**YOUR INSTRUCTIONS:**
Write out each line from the data below that includes the word "climatology".

(Extracts from a graphics dataset)
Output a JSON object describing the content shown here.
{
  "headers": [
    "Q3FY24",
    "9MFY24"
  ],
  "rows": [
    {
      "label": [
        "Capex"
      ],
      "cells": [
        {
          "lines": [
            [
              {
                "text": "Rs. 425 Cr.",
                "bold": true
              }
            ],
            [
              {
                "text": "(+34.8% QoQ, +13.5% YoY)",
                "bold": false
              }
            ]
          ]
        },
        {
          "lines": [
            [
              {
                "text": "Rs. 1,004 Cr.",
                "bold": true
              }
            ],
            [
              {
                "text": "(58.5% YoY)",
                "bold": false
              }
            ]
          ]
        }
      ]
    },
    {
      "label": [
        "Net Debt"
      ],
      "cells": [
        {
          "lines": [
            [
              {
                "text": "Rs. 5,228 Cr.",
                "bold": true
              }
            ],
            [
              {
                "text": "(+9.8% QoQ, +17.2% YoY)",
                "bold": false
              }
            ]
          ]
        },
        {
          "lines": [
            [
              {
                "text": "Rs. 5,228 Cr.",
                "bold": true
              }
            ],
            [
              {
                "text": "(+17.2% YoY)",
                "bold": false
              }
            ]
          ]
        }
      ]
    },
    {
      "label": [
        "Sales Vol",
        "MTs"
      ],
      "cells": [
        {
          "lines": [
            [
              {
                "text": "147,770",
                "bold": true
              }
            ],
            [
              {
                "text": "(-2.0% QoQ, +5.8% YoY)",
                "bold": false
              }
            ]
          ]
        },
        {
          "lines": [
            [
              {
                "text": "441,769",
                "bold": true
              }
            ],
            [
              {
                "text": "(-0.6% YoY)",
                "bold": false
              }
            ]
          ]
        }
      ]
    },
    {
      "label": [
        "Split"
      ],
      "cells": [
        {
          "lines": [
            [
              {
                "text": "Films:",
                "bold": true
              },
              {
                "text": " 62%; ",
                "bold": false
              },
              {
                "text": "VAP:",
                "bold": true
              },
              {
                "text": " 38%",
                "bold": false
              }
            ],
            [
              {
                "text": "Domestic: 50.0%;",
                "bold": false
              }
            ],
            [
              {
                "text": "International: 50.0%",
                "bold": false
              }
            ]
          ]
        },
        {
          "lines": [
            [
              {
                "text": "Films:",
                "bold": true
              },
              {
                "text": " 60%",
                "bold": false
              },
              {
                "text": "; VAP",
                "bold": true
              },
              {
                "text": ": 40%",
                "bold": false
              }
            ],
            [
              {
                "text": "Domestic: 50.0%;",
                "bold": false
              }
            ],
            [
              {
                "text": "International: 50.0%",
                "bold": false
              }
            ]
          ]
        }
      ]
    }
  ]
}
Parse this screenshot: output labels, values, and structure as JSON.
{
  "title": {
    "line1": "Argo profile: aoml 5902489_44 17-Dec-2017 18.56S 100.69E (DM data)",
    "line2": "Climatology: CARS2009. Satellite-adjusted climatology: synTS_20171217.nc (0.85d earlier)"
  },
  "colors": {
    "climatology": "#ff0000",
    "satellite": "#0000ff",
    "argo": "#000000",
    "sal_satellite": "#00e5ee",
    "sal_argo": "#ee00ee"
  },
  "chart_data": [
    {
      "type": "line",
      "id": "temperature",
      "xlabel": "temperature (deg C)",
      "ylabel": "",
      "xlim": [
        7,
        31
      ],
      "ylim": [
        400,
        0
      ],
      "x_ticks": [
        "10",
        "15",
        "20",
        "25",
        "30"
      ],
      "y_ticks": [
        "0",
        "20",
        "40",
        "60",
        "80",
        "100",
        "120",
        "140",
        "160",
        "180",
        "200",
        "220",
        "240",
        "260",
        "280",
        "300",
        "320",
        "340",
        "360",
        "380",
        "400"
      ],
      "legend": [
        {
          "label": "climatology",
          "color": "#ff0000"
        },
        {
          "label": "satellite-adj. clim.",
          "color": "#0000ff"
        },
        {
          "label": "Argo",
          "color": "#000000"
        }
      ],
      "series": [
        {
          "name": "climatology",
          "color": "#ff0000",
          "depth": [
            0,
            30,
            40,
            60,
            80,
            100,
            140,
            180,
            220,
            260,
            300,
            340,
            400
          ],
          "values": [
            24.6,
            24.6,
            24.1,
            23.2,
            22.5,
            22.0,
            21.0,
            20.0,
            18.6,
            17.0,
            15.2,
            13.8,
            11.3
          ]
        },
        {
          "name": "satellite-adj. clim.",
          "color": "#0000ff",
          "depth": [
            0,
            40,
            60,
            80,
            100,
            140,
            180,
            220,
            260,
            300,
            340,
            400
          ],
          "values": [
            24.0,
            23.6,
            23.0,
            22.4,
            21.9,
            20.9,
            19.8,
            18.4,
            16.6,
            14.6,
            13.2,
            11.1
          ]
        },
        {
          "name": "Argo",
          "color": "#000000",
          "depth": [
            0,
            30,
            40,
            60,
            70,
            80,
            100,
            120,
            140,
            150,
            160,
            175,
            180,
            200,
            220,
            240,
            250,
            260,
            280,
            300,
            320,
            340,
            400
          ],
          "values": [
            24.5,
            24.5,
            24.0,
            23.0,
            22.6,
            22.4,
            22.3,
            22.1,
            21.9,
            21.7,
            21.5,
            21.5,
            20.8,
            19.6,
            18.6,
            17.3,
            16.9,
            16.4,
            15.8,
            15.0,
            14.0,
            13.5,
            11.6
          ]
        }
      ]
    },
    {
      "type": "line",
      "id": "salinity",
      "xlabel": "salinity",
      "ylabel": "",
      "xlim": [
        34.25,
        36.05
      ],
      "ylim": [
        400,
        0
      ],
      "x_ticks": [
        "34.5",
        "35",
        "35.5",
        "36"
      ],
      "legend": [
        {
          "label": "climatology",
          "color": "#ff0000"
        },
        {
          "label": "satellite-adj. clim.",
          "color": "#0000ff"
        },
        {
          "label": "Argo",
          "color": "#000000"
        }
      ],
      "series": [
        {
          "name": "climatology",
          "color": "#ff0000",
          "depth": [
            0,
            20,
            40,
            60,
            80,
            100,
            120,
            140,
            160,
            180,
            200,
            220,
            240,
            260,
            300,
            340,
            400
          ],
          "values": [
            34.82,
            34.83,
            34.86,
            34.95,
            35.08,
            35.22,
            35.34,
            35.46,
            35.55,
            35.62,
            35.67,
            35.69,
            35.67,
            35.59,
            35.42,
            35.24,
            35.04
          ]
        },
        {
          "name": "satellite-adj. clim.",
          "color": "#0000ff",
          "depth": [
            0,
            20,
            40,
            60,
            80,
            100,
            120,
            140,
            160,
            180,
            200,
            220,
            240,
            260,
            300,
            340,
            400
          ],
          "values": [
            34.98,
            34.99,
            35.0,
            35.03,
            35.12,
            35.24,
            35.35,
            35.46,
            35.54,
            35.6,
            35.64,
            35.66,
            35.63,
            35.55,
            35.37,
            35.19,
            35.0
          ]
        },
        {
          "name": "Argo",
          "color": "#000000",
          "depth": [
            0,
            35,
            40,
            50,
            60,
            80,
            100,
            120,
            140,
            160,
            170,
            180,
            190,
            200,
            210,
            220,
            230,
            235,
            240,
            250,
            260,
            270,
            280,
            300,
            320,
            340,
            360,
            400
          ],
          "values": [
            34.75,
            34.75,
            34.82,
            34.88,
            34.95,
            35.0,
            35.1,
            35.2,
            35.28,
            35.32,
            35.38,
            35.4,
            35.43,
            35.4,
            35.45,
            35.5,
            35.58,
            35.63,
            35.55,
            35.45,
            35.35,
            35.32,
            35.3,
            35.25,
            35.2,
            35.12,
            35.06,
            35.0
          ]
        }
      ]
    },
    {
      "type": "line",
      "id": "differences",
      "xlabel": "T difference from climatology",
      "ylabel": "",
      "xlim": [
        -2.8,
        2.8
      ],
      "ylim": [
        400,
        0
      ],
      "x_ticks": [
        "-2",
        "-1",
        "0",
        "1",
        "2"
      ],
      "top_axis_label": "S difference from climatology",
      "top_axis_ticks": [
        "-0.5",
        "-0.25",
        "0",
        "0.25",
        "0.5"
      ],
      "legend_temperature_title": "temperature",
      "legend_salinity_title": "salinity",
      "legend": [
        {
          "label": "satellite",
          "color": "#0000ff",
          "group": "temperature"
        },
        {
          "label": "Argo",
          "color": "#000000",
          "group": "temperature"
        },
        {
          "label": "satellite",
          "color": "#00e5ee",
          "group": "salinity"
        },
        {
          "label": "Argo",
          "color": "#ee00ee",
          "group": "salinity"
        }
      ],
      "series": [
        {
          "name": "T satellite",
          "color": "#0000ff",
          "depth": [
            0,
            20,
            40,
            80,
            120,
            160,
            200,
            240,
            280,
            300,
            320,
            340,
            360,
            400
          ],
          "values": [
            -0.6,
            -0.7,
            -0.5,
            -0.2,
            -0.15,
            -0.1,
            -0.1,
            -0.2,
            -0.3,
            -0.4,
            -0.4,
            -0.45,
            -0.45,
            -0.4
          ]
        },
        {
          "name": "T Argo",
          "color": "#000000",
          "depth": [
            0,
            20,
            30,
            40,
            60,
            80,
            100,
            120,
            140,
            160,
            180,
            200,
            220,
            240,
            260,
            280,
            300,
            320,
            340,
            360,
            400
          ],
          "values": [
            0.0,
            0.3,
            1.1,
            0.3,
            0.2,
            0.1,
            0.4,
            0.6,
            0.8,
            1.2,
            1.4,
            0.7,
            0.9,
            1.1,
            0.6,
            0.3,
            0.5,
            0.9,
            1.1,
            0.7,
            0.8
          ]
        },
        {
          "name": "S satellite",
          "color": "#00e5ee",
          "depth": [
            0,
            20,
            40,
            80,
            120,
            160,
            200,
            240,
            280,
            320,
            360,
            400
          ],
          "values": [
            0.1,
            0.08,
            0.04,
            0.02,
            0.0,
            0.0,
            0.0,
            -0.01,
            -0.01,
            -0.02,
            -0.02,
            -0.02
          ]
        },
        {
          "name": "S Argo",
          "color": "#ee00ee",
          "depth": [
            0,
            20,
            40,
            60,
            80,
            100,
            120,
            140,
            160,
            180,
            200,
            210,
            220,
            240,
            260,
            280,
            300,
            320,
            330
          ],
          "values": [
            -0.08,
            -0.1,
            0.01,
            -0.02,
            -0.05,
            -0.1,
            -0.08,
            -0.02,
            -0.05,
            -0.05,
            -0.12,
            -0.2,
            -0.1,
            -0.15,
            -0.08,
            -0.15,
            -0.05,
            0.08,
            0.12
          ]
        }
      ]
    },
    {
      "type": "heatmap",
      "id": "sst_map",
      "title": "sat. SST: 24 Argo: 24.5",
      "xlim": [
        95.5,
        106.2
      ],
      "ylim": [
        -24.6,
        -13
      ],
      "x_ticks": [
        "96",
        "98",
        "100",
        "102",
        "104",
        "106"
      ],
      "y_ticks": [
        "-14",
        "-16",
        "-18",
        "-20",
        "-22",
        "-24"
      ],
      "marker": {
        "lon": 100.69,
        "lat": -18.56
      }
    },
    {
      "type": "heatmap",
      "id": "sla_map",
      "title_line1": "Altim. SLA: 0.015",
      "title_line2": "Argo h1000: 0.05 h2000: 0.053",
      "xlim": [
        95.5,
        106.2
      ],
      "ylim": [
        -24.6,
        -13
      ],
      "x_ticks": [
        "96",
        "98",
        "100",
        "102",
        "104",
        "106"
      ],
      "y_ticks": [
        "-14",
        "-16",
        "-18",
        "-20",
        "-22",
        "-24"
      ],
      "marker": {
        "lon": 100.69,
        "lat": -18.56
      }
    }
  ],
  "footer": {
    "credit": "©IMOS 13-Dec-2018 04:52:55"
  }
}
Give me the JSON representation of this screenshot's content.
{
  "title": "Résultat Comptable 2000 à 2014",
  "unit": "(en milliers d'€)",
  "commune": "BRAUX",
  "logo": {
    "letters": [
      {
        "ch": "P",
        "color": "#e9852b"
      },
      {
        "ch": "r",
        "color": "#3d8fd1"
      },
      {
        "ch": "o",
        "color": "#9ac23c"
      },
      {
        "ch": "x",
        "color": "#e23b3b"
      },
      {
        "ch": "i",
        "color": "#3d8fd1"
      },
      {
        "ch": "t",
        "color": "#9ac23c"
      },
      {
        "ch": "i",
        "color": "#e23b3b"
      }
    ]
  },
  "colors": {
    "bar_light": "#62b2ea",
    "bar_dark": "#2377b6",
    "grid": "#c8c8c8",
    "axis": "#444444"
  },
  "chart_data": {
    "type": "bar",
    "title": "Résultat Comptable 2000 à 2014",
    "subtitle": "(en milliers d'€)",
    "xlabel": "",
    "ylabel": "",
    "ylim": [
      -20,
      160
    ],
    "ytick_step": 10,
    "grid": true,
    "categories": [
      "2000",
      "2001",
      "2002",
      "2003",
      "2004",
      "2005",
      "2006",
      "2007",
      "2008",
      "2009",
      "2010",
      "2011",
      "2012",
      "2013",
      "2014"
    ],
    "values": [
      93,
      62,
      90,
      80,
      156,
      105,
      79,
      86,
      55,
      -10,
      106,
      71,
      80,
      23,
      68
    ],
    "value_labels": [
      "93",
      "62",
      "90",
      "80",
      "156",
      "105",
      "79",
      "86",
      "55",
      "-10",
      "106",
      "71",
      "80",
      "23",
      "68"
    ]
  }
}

**COMPLETE ANSWER:**
    "line2": "Climatology: CARS2009. Satellite-adjusted climatology: synTS_20171217.nc (0.85d earlier)"
    "climatology": "#ff0000",
          "label": "climatology",
          "name": "climatology",
          "label": "climatology",
          "name": "climatology",
      "xlabel": "T difference from climatology",
      "top_axis_label": "S difference from climatology",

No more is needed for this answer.